→ **Task to carry out**:
Copy the records that follow exactly as written, but not their pictures.

→ **Exercise material**:
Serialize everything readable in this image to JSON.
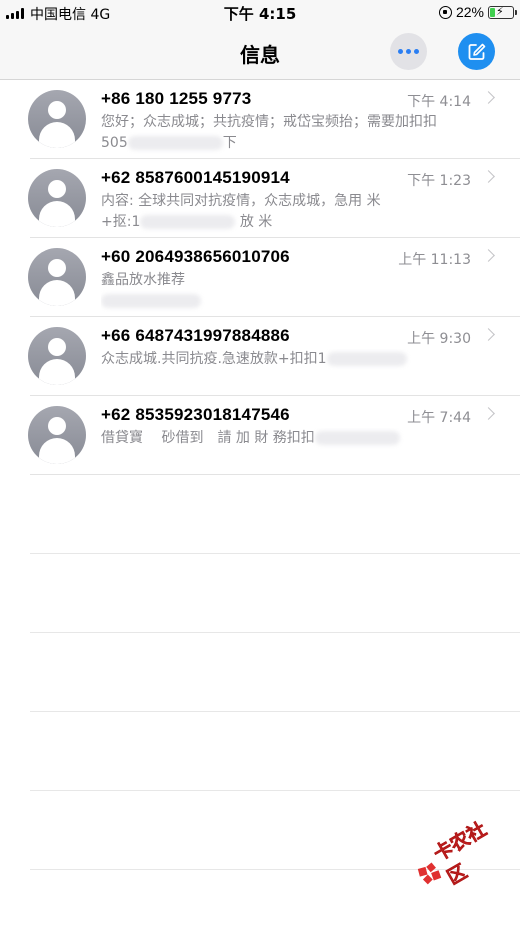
{
  "status_bar": {
    "carrier": "中国电信  4G",
    "time": "下午 4:15",
    "battery_percent": "22%",
    "battery_level": 0.22,
    "icons": [
      "signal-icon",
      "rotation-lock-icon",
      "battery-charging-icon"
    ]
  },
  "nav": {
    "title": "信息",
    "more_icon": "ellipsis-icon",
    "compose_icon": "compose-icon",
    "accent_color": "#1f8ff0"
  },
  "messages": [
    {
      "sender": "+86 180 1255 9773",
      "time": "下午 4:14",
      "preview_line1": "您好；众志成城；共抗疫情；戒岱宝频抬；需要加扣扣",
      "preview_line2_start": "505",
      "preview_line2_end": "下"
    },
    {
      "sender": "+62 8587600145190914",
      "time": "下午 1:23",
      "preview_line1": "内容: 全球共同对抗疫情，众志成城，急用 米",
      "preview_line2_start": "+抠:1",
      "preview_line2_end": "放 米"
    },
    {
      "sender": "+60 2064938656010706",
      "time": "上午 11:13",
      "preview_line1": "鑫品放水推荐",
      "preview_line2_start": "",
      "preview_line2_end": ""
    },
    {
      "sender": "+66 6487431997884886",
      "time": "上午 9:30",
      "preview_line1": "众志成城.共同抗疫.急速放款+扣扣1",
      "preview_line2_start": "",
      "preview_line2_end": ""
    },
    {
      "sender": "+62 8535923018147546",
      "time": "上午 7:44",
      "preview_line1": "借貸寶　 砂借到　請 加 財 務扣扣",
      "preview_line2_start": "",
      "preview_line2_end": ""
    }
  ],
  "watermark": {
    "text": "卡农社区",
    "color": "#e03030"
  }
}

→ **Exercise output**:
Serialize everything readable in this image to JSON.
{
  "status_bar": {
    "carrier": "中国电信  4G",
    "time": "下午 4:15",
    "battery_percent": "22%",
    "battery_level": 0.22,
    "icons": [
      "signal-icon",
      "rotation-lock-icon",
      "battery-charging-icon"
    ]
  },
  "nav": {
    "title": "信息",
    "more_icon": "ellipsis-icon",
    "compose_icon": "compose-icon",
    "accent_color": "#1f8ff0"
  },
  "messages": [
    {
      "sender": "+86 180 1255 9773",
      "time": "下午 4:14",
      "preview_line1": "您好；众志成城；共抗疫情；戒岱宝频抬；需要加扣扣",
      "preview_line2_start": "505",
      "preview_line2_end": "下"
    },
    {
      "sender": "+62 8587600145190914",
      "time": "下午 1:23",
      "preview_line1": "内容: 全球共同对抗疫情，众志成城，急用 米",
      "preview_line2_start": "+抠:1",
      "preview_line2_end": "放 米"
    },
    {
      "sender": "+60 2064938656010706",
      "time": "上午 11:13",
      "preview_line1": "鑫品放水推荐",
      "preview_line2_start": "",
      "preview_line2_end": ""
    },
    {
      "sender": "+66 6487431997884886",
      "time": "上午 9:30",
      "preview_line1": "众志成城.共同抗疫.急速放款+扣扣1",
      "preview_line2_start": "",
      "preview_line2_end": ""
    },
    {
      "sender": "+62 8535923018147546",
      "time": "上午 7:44",
      "preview_line1": "借貸寶　 砂借到　請 加 財 務扣扣",
      "preview_line2_start": "",
      "preview_line2_end": ""
    }
  ],
  "watermark": {
    "text": "卡农社区",
    "color": "#e03030"
  }
}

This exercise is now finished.